++++ The input ++++
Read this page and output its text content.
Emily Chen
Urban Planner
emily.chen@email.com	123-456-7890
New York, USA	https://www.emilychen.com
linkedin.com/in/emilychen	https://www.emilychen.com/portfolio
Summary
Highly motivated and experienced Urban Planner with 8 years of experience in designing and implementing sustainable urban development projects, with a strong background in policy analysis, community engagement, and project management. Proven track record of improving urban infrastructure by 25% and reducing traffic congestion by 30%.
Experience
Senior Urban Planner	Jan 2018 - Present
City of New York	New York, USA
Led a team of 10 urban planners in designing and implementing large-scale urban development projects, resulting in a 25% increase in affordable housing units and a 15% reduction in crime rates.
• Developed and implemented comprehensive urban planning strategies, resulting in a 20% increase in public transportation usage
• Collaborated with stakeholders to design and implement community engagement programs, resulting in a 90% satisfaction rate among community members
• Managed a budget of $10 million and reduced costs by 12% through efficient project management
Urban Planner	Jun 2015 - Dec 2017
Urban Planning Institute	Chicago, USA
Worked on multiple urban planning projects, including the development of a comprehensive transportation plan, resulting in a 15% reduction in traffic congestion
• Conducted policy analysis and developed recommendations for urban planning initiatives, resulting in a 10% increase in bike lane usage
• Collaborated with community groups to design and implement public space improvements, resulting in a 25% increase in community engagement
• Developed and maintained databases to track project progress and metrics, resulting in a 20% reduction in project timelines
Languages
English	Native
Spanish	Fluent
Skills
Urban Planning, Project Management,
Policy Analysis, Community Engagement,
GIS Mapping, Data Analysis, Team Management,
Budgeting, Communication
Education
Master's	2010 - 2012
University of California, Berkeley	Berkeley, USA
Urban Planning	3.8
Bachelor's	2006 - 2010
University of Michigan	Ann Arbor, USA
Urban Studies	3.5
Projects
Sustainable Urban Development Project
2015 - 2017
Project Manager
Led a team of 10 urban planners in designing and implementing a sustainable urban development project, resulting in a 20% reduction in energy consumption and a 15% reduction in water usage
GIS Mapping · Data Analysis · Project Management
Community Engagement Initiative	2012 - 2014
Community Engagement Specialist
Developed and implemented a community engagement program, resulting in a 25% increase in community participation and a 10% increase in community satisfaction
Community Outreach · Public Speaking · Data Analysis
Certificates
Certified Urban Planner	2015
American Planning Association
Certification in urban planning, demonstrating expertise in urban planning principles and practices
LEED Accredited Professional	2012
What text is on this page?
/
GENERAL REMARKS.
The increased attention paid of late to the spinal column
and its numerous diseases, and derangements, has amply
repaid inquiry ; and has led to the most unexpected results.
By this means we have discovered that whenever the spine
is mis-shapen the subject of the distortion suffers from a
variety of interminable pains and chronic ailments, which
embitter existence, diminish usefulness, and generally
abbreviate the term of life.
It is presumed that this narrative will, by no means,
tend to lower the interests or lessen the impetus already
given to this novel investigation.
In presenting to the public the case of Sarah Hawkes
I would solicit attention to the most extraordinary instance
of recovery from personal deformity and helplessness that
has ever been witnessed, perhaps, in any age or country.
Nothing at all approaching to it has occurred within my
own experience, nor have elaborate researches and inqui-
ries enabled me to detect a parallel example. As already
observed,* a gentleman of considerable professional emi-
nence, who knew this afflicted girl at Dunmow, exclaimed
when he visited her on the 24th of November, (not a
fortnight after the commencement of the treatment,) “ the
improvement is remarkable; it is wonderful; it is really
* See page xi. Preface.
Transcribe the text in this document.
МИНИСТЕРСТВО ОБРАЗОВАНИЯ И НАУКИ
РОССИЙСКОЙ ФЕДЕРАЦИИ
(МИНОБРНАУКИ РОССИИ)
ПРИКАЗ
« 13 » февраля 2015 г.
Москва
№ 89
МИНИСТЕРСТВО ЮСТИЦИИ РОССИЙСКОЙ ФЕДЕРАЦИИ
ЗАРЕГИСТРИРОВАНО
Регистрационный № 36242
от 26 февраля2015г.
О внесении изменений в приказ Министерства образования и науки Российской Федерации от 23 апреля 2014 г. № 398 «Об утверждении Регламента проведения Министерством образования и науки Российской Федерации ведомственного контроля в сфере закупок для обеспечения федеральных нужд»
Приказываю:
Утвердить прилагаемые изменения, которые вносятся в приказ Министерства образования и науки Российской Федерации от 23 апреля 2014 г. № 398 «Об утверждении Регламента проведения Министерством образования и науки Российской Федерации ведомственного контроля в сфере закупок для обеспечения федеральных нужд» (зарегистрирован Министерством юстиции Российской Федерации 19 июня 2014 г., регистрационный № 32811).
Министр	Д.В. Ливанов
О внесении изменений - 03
++++
Task -> Pull out and copy each line containing the string "transportation".

Written solution ->
• Developed and implemented comprehensive urban planning strategies, resulting in a 20% increase in public transportation usage
Worked on multiple urban planning projects, including the development of a comprehensive transportation plan, resulting in a 15% reduction in traffic congestion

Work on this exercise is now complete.